§ Dataset entries
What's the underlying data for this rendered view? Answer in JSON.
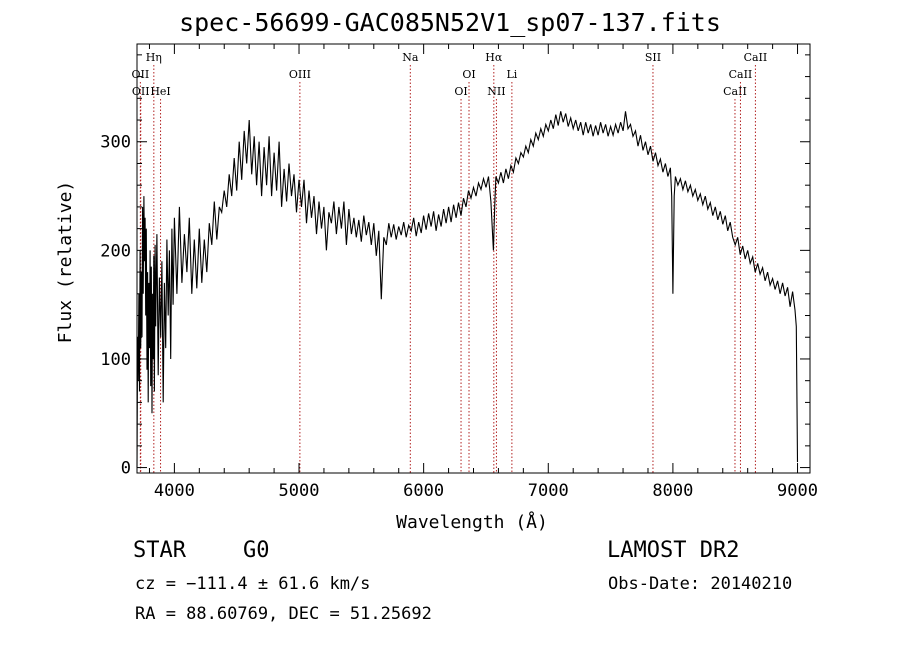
{
  "header": {
    "title": "spec-56699-GAC085N52V1_sp07-137.fits"
  },
  "info": {
    "class": "STAR",
    "subclass": "G0",
    "survey": "LAMOST DR2",
    "cz": "cz = −111.4 ± 61.6 km/s",
    "obs_date": "Obs-Date: 20140210",
    "radec": "RA =  88.60769, DEC =  51.25692"
  },
  "chart_data": {
    "type": "line",
    "title": "spec-56699-GAC085N52V1_sp07-137.fits",
    "xlabel": "Wavelength (Å)",
    "ylabel": "Flux (relative)",
    "xlim": [
      3700,
      9100
    ],
    "ylim": [
      -5,
      390
    ],
    "xticks": [
      4000,
      5000,
      6000,
      7000,
      8000,
      9000
    ],
    "yticks": [
      0,
      100,
      200,
      300
    ],
    "line_color": "#000000",
    "marker_color": "#b22222",
    "spectrum": {
      "name": "",
      "points": [
        [
          3700,
          0
        ],
        [
          3705,
          120
        ],
        [
          3710,
          80
        ],
        [
          3715,
          160
        ],
        [
          3720,
          70
        ],
        [
          3725,
          200
        ],
        [
          3730,
          110
        ],
        [
          3735,
          180
        ],
        [
          3740,
          120
        ],
        [
          3745,
          240
        ],
        [
          3750,
          160
        ],
        [
          3755,
          250
        ],
        [
          3760,
          190
        ],
        [
          3765,
          230
        ],
        [
          3770,
          140
        ],
        [
          3775,
          220
        ],
        [
          3780,
          90
        ],
        [
          3785,
          180
        ],
        [
          3790,
          60
        ],
        [
          3795,
          170
        ],
        [
          3800,
          110
        ],
        [
          3805,
          200
        ],
        [
          3810,
          75
        ],
        [
          3815,
          185
        ],
        [
          3820,
          50
        ],
        [
          3825,
          160
        ],
        [
          3830,
          100
        ],
        [
          3835,
          195
        ],
        [
          3840,
          70
        ],
        [
          3845,
          205
        ],
        [
          3850,
          130
        ],
        [
          3860,
          215
        ],
        [
          3870,
          85
        ],
        [
          3880,
          175
        ],
        [
          3890,
          120
        ],
        [
          3900,
          190
        ],
        [
          3910,
          60
        ],
        [
          3920,
          170
        ],
        [
          3930,
          110
        ],
        [
          3940,
          210
        ],
        [
          3950,
          140
        ],
        [
          3960,
          200
        ],
        [
          3970,
          100
        ],
        [
          3980,
          220
        ],
        [
          3990,
          150
        ],
        [
          4000,
          230
        ],
        [
          4020,
          160
        ],
        [
          4040,
          240
        ],
        [
          4060,
          170
        ],
        [
          4080,
          215
        ],
        [
          4100,
          180
        ],
        [
          4120,
          230
        ],
        [
          4140,
          160
        ],
        [
          4160,
          210
        ],
        [
          4180,
          165
        ],
        [
          4200,
          220
        ],
        [
          4220,
          170
        ],
        [
          4240,
          210
        ],
        [
          4260,
          180
        ],
        [
          4280,
          225
        ],
        [
          4300,
          205
        ],
        [
          4320,
          245
        ],
        [
          4340,
          210
        ],
        [
          4360,
          240
        ],
        [
          4380,
          235
        ],
        [
          4400,
          255
        ],
        [
          4420,
          240
        ],
        [
          4440,
          270
        ],
        [
          4460,
          250
        ],
        [
          4480,
          285
        ],
        [
          4500,
          255
        ],
        [
          4520,
          300
        ],
        [
          4540,
          265
        ],
        [
          4560,
          310
        ],
        [
          4580,
          280
        ],
        [
          4600,
          320
        ],
        [
          4620,
          270
        ],
        [
          4640,
          305
        ],
        [
          4660,
          260
        ],
        [
          4680,
          300
        ],
        [
          4700,
          250
        ],
        [
          4720,
          295
        ],
        [
          4740,
          260
        ],
        [
          4760,
          305
        ],
        [
          4780,
          250
        ],
        [
          4800,
          290
        ],
        [
          4820,
          255
        ],
        [
          4840,
          300
        ],
        [
          4860,
          240
        ],
        [
          4880,
          275
        ],
        [
          4900,
          245
        ],
        [
          4920,
          280
        ],
        [
          4940,
          250
        ],
        [
          4960,
          270
        ],
        [
          4980,
          235
        ],
        [
          5000,
          265
        ],
        [
          5020,
          240
        ],
        [
          5040,
          265
        ],
        [
          5060,
          225
        ],
        [
          5080,
          255
        ],
        [
          5100,
          230
        ],
        [
          5120,
          250
        ],
        [
          5140,
          215
        ],
        [
          5160,
          245
        ],
        [
          5180,
          220
        ],
        [
          5200,
          240
        ],
        [
          5220,
          200
        ],
        [
          5240,
          235
        ],
        [
          5260,
          225
        ],
        [
          5280,
          245
        ],
        [
          5300,
          215
        ],
        [
          5320,
          240
        ],
        [
          5340,
          220
        ],
        [
          5360,
          245
        ],
        [
          5380,
          205
        ],
        [
          5400,
          238
        ],
        [
          5420,
          215
        ],
        [
          5440,
          230
        ],
        [
          5460,
          212
        ],
        [
          5480,
          228
        ],
        [
          5500,
          208
        ],
        [
          5520,
          232
        ],
        [
          5540,
          214
        ],
        [
          5560,
          226
        ],
        [
          5580,
          205
        ],
        [
          5600,
          225
        ],
        [
          5620,
          195
        ],
        [
          5640,
          218
        ],
        [
          5660,
          155
        ],
        [
          5680,
          212
        ],
        [
          5700,
          205
        ],
        [
          5720,
          225
        ],
        [
          5740,
          212
        ],
        [
          5760,
          224
        ],
        [
          5780,
          210
        ],
        [
          5800,
          222
        ],
        [
          5820,
          214
        ],
        [
          5840,
          226
        ],
        [
          5860,
          212
        ],
        [
          5880,
          223
        ],
        [
          5900,
          218
        ],
        [
          5920,
          230
        ],
        [
          5940,
          213
        ],
        [
          5960,
          226
        ],
        [
          5980,
          216
        ],
        [
          6000,
          232
        ],
        [
          6020,
          219
        ],
        [
          6040,
          234
        ],
        [
          6060,
          222
        ],
        [
          6080,
          236
        ],
        [
          6100,
          218
        ],
        [
          6120,
          233
        ],
        [
          6140,
          222
        ],
        [
          6160,
          238
        ],
        [
          6180,
          225
        ],
        [
          6200,
          240
        ],
        [
          6220,
          226
        ],
        [
          6240,
          242
        ],
        [
          6260,
          230
        ],
        [
          6280,
          244
        ],
        [
          6300,
          232
        ],
        [
          6320,
          248
        ],
        [
          6340,
          240
        ],
        [
          6360,
          255
        ],
        [
          6380,
          248
        ],
        [
          6400,
          258
        ],
        [
          6420,
          250
        ],
        [
          6440,
          262
        ],
        [
          6460,
          256
        ],
        [
          6480,
          266
        ],
        [
          6500,
          258
        ],
        [
          6520,
          268
        ],
        [
          6540,
          245
        ],
        [
          6560,
          200
        ],
        [
          6570,
          240
        ],
        [
          6580,
          268
        ],
        [
          6600,
          262
        ],
        [
          6620,
          272
        ],
        [
          6640,
          262
        ],
        [
          6660,
          275
        ],
        [
          6680,
          266
        ],
        [
          6700,
          278
        ],
        [
          6720,
          272
        ],
        [
          6740,
          285
        ],
        [
          6760,
          280
        ],
        [
          6780,
          290
        ],
        [
          6800,
          286
        ],
        [
          6820,
          296
        ],
        [
          6840,
          290
        ],
        [
          6860,
          302
        ],
        [
          6880,
          296
        ],
        [
          6900,
          308
        ],
        [
          6920,
          302
        ],
        [
          6940,
          312
        ],
        [
          6960,
          305
        ],
        [
          6980,
          316
        ],
        [
          7000,
          310
        ],
        [
          7020,
          320
        ],
        [
          7040,
          312
        ],
        [
          7060,
          325
        ],
        [
          7080,
          315
        ],
        [
          7100,
          328
        ],
        [
          7120,
          318
        ],
        [
          7140,
          326
        ],
        [
          7160,
          314
        ],
        [
          7180,
          322
        ],
        [
          7200,
          312
        ],
        [
          7220,
          320
        ],
        [
          7240,
          310
        ],
        [
          7260,
          318
        ],
        [
          7280,
          306
        ],
        [
          7300,
          318
        ],
        [
          7320,
          308
        ],
        [
          7340,
          316
        ],
        [
          7360,
          305
        ],
        [
          7380,
          315
        ],
        [
          7400,
          306
        ],
        [
          7420,
          318
        ],
        [
          7440,
          308
        ],
        [
          7460,
          316
        ],
        [
          7480,
          305
        ],
        [
          7500,
          314
        ],
        [
          7520,
          306
        ],
        [
          7540,
          316
        ],
        [
          7560,
          308
        ],
        [
          7580,
          318
        ],
        [
          7600,
          310
        ],
        [
          7620,
          328
        ],
        [
          7640,
          312
        ],
        [
          7660,
          316
        ],
        [
          7680,
          305
        ],
        [
          7700,
          310
        ],
        [
          7720,
          296
        ],
        [
          7740,
          306
        ],
        [
          7760,
          292
        ],
        [
          7780,
          300
        ],
        [
          7800,
          288
        ],
        [
          7820,
          296
        ],
        [
          7840,
          282
        ],
        [
          7860,
          290
        ],
        [
          7880,
          278
        ],
        [
          7900,
          284
        ],
        [
          7920,
          272
        ],
        [
          7940,
          280
        ],
        [
          7960,
          268
        ],
        [
          7980,
          276
        ],
        [
          7990,
          250
        ],
        [
          8000,
          160
        ],
        [
          8010,
          250
        ],
        [
          8020,
          268
        ],
        [
          8040,
          260
        ],
        [
          8060,
          266
        ],
        [
          8080,
          256
        ],
        [
          8100,
          264
        ],
        [
          8120,
          254
        ],
        [
          8140,
          260
        ],
        [
          8160,
          250
        ],
        [
          8180,
          256
        ],
        [
          8200,
          246
        ],
        [
          8220,
          252
        ],
        [
          8240,
          242
        ],
        [
          8260,
          250
        ],
        [
          8280,
          238
        ],
        [
          8300,
          244
        ],
        [
          8320,
          232
        ],
        [
          8340,
          240
        ],
        [
          8360,
          228
        ],
        [
          8380,
          236
        ],
        [
          8400,
          224
        ],
        [
          8420,
          232
        ],
        [
          8440,
          218
        ],
        [
          8460,
          226
        ],
        [
          8480,
          212
        ],
        [
          8500,
          205
        ],
        [
          8520,
          212
        ],
        [
          8540,
          196
        ],
        [
          8560,
          204
        ],
        [
          8580,
          192
        ],
        [
          8600,
          200
        ],
        [
          8620,
          188
        ],
        [
          8640,
          194
        ],
        [
          8660,
          180
        ],
        [
          8680,
          188
        ],
        [
          8700,
          178
        ],
        [
          8720,
          184
        ],
        [
          8740,
          172
        ],
        [
          8760,
          180
        ],
        [
          8780,
          168
        ],
        [
          8800,
          174
        ],
        [
          8820,
          164
        ],
        [
          8840,
          172
        ],
        [
          8860,
          160
        ],
        [
          8880,
          170
        ],
        [
          8900,
          158
        ],
        [
          8920,
          166
        ],
        [
          8940,
          148
        ],
        [
          8960,
          162
        ],
        [
          8980,
          145
        ],
        [
          8990,
          130
        ],
        [
          9000,
          5
        ]
      ]
    },
    "line_markers": [
      {
        "label": "OII",
        "x": 3727,
        "row": 1
      },
      {
        "label": "OII",
        "x": 3730,
        "row": 2
      },
      {
        "label": "Hη",
        "x": 3835,
        "row": 0
      },
      {
        "label": "HeI",
        "x": 3889,
        "row": 2
      },
      {
        "label": "OIII",
        "x": 5007,
        "row": 1
      },
      {
        "label": "Na",
        "x": 5893,
        "row": 0
      },
      {
        "label": "OI",
        "x": 6300,
        "row": 2
      },
      {
        "label": "OI",
        "x": 6364,
        "row": 1
      },
      {
        "label": "Hα",
        "x": 6563,
        "row": 0
      },
      {
        "label": "NII",
        "x": 6584,
        "row": 2
      },
      {
        "label": "Li",
        "x": 6708,
        "row": 1
      },
      {
        "label": "SII",
        "x": 7840,
        "row": 0
      },
      {
        "label": "CaII",
        "x": 8498,
        "row": 2
      },
      {
        "label": "CaII",
        "x": 8542,
        "row": 1
      },
      {
        "label": "CaII",
        "x": 8662,
        "row": 0
      }
    ]
  }
}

§ Task goal
Select every line of the material above holding the word "title" and copy it.

§ Output below
    "title": "spec-56699-GAC085N52V1_sp07-137.fits"
    "title": "spec-56699-GAC085N52V1_sp07-137.fits",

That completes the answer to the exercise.